**Directive:**
Extract each line holding the word "прямые" from the entries.

______

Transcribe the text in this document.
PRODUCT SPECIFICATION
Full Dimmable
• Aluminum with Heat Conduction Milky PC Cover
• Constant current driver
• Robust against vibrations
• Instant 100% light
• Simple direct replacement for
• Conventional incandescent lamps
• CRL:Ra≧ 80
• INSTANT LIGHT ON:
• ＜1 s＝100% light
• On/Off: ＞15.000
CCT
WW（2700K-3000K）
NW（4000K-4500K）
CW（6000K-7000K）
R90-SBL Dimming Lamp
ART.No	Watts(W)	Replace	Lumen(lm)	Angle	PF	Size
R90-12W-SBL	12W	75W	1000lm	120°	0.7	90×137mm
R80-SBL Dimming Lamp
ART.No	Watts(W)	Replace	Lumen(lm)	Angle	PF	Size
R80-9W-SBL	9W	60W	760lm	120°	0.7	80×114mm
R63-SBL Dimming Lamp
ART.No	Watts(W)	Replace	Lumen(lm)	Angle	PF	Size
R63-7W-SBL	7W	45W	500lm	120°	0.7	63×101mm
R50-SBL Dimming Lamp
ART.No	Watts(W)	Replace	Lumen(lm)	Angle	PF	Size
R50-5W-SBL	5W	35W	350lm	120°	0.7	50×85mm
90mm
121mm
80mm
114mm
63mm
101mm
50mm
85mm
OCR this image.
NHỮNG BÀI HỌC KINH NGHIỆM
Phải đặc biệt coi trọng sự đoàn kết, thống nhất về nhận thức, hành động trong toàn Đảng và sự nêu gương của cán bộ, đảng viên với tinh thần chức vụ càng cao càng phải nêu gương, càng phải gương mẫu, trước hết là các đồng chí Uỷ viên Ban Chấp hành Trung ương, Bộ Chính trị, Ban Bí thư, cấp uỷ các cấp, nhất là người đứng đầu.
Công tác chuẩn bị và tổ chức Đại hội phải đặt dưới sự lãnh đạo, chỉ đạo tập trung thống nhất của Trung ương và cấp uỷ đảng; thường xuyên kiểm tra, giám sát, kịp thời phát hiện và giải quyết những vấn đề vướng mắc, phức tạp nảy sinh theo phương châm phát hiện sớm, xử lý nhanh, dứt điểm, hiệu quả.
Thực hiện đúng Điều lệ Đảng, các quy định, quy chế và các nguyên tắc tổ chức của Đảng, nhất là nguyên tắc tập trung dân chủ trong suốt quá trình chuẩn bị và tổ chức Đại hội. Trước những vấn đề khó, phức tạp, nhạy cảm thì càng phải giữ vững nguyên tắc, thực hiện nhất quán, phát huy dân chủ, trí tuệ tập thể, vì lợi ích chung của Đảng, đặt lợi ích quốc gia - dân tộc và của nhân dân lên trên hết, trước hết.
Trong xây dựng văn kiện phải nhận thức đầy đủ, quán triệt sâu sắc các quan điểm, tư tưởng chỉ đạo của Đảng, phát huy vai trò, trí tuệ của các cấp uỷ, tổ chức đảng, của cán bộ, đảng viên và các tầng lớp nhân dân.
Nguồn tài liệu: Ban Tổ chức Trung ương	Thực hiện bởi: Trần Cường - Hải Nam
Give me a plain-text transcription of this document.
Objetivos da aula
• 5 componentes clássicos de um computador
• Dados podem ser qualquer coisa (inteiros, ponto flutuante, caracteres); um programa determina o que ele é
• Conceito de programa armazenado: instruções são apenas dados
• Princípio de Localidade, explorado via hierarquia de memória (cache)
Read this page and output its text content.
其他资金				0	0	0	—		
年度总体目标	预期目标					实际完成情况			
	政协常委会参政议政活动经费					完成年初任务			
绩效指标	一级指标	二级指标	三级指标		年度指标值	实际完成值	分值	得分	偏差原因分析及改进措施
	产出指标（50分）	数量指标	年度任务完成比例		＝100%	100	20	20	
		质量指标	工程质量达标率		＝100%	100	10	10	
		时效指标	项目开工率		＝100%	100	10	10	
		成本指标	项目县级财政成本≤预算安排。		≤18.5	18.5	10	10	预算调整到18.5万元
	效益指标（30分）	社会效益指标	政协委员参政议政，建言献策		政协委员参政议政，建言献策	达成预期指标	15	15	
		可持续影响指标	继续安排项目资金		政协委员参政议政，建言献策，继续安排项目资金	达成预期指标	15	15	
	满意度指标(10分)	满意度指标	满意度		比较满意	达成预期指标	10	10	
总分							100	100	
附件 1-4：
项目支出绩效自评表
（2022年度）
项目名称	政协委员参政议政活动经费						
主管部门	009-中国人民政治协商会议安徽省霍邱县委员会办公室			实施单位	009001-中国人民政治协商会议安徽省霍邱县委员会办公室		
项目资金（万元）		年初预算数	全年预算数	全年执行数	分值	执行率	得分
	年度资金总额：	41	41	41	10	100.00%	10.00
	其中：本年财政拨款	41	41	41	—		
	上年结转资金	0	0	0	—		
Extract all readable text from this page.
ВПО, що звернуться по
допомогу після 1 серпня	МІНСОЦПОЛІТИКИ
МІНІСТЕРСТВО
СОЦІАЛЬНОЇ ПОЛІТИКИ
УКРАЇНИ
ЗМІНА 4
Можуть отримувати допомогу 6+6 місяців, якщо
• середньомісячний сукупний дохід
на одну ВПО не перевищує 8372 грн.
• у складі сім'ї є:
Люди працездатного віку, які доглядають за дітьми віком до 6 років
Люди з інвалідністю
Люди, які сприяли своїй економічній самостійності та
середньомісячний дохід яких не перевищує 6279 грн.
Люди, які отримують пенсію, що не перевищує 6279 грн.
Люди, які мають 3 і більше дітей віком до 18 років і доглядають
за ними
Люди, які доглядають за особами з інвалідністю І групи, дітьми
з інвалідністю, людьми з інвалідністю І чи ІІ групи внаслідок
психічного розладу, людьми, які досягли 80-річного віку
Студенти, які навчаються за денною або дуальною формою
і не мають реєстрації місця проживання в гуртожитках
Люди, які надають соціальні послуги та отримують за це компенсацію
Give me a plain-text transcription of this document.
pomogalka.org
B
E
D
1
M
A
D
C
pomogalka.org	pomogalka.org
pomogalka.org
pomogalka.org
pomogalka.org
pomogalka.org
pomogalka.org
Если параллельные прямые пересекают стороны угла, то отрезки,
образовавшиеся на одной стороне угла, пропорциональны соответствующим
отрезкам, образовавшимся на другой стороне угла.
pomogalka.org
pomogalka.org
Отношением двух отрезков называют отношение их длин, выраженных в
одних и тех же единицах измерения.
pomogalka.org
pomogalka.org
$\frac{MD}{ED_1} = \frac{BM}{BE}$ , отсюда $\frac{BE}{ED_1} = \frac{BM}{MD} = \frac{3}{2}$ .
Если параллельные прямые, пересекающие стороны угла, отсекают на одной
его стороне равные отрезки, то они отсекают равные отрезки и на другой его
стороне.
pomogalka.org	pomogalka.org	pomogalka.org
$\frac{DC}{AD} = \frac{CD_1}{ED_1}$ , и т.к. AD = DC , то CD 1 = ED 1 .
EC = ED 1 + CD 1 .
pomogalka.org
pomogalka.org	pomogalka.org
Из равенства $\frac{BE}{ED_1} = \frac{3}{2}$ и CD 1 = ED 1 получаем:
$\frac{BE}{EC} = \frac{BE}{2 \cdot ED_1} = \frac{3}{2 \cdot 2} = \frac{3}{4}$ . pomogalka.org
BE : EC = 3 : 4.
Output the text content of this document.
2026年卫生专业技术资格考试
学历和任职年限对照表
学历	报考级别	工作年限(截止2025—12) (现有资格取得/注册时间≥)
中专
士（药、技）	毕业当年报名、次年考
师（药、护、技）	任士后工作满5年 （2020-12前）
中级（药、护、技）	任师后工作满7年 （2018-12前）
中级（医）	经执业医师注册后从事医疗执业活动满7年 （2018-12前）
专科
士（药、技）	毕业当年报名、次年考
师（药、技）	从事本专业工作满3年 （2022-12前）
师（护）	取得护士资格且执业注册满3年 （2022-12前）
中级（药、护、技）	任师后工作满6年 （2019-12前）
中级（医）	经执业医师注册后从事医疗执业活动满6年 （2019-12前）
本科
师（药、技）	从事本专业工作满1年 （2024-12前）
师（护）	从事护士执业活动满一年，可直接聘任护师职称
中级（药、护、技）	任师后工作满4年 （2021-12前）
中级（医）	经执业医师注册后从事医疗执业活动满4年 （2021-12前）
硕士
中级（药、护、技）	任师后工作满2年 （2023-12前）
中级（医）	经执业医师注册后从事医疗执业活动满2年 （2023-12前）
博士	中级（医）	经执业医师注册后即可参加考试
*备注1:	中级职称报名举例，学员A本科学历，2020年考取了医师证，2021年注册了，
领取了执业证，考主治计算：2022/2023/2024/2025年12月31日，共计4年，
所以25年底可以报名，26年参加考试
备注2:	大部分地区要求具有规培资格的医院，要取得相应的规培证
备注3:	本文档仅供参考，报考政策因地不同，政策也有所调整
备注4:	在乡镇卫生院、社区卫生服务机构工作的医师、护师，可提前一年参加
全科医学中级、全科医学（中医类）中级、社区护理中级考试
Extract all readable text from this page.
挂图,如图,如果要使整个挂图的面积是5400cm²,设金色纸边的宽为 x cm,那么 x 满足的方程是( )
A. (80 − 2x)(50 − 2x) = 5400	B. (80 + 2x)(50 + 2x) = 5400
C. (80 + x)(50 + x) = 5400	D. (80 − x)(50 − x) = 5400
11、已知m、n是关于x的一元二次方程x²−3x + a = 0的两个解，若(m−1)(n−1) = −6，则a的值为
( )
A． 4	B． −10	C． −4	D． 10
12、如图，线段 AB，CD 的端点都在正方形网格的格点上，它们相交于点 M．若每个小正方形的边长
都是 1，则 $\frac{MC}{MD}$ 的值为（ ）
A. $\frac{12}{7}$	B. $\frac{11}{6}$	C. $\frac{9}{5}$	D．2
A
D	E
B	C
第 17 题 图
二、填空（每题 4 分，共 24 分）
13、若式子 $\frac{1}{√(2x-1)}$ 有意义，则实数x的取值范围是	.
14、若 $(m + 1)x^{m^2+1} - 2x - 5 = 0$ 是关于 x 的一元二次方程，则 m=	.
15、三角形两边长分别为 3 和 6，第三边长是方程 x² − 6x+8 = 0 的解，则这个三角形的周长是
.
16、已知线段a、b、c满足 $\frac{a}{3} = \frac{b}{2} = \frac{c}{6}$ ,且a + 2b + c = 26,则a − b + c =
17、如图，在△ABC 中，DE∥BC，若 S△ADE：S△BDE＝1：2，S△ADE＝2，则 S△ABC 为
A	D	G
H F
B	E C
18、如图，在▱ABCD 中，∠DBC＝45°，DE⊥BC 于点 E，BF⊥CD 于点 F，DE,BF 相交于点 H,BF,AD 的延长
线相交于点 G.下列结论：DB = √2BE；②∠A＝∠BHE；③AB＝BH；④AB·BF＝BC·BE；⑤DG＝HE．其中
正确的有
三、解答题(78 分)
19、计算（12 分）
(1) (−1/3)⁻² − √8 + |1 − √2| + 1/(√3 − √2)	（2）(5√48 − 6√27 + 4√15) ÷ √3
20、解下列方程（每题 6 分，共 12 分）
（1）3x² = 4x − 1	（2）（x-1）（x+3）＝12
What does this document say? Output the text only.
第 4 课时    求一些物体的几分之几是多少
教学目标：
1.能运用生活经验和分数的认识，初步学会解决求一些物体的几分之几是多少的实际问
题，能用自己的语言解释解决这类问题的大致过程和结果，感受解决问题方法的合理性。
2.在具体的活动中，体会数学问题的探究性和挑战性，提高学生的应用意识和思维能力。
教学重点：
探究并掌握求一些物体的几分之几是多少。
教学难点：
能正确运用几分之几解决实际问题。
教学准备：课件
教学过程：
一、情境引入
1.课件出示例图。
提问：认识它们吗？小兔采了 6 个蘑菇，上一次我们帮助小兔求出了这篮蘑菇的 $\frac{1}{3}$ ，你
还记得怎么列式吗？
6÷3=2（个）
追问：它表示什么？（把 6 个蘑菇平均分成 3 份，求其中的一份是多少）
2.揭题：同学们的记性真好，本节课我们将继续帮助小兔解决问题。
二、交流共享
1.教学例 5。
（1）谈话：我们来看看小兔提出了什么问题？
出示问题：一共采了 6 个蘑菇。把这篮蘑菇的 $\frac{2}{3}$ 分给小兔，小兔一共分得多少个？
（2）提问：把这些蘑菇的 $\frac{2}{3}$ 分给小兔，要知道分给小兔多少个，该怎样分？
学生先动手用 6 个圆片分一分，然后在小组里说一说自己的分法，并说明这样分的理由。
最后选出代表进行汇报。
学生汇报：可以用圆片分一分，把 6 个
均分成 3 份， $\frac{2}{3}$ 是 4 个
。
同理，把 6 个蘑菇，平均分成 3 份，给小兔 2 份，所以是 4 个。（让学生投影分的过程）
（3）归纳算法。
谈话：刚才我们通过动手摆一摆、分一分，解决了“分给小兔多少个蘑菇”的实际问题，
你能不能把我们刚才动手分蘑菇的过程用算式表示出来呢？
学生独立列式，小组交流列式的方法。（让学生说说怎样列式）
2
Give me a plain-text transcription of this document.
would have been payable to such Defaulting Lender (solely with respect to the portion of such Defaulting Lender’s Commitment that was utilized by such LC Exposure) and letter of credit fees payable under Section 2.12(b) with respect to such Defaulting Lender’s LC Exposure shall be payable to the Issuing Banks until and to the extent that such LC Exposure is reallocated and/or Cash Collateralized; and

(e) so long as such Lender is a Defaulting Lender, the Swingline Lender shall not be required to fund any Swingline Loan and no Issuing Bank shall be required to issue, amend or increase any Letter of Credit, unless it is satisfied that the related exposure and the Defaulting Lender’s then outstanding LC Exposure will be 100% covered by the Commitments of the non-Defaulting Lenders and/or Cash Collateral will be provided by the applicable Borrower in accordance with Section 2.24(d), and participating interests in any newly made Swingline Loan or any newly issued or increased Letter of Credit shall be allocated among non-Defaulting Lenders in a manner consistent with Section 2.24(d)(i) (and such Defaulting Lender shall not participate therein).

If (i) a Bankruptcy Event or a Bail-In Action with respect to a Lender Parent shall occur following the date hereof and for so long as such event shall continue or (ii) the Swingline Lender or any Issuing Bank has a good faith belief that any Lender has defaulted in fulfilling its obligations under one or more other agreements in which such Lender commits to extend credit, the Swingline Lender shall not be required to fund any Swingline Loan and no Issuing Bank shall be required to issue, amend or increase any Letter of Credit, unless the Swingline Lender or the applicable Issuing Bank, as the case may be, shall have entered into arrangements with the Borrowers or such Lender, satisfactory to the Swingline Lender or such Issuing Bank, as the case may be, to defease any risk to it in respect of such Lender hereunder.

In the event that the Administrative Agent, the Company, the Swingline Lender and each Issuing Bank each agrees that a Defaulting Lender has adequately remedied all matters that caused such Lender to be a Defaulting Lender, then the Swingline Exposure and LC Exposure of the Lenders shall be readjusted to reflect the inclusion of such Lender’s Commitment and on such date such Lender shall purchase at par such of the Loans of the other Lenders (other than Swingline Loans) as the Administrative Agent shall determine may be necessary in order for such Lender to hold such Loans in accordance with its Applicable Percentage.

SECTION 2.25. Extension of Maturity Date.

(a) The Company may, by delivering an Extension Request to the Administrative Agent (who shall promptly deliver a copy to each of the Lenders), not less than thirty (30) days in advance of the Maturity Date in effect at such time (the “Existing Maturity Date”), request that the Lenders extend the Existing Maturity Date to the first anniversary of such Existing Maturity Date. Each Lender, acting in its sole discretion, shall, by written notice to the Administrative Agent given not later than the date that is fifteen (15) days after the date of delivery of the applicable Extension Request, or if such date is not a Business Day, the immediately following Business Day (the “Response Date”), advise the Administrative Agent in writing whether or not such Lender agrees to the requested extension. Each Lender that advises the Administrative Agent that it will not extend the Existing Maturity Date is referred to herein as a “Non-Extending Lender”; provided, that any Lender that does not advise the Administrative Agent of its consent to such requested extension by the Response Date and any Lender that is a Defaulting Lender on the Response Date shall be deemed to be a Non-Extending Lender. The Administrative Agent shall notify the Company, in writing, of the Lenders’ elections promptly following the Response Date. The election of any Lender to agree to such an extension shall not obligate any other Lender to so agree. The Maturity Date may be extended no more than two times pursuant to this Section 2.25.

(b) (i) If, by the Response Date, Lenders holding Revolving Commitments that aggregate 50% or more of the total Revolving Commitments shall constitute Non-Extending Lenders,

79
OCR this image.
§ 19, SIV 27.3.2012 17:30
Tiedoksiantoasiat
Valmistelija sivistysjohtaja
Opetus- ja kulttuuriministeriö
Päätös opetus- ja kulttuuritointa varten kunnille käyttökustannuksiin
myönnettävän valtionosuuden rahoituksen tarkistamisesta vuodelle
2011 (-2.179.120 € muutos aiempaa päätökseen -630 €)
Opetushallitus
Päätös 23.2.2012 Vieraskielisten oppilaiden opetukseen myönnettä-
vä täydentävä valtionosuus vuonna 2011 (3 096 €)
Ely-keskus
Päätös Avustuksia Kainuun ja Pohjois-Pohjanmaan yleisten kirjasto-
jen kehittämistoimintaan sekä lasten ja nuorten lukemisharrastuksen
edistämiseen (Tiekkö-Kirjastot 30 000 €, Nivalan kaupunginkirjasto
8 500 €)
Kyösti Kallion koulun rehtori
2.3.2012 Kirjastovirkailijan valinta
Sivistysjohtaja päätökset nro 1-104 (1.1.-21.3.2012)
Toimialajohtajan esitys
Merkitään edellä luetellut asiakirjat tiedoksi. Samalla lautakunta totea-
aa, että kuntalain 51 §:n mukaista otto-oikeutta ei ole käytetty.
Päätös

______

**Answer to the task:**
Если параллельные прямые пересекают стороны угла, то отрезки,
Если параллельные прямые, пересекающие стороны угла, отсекают на одной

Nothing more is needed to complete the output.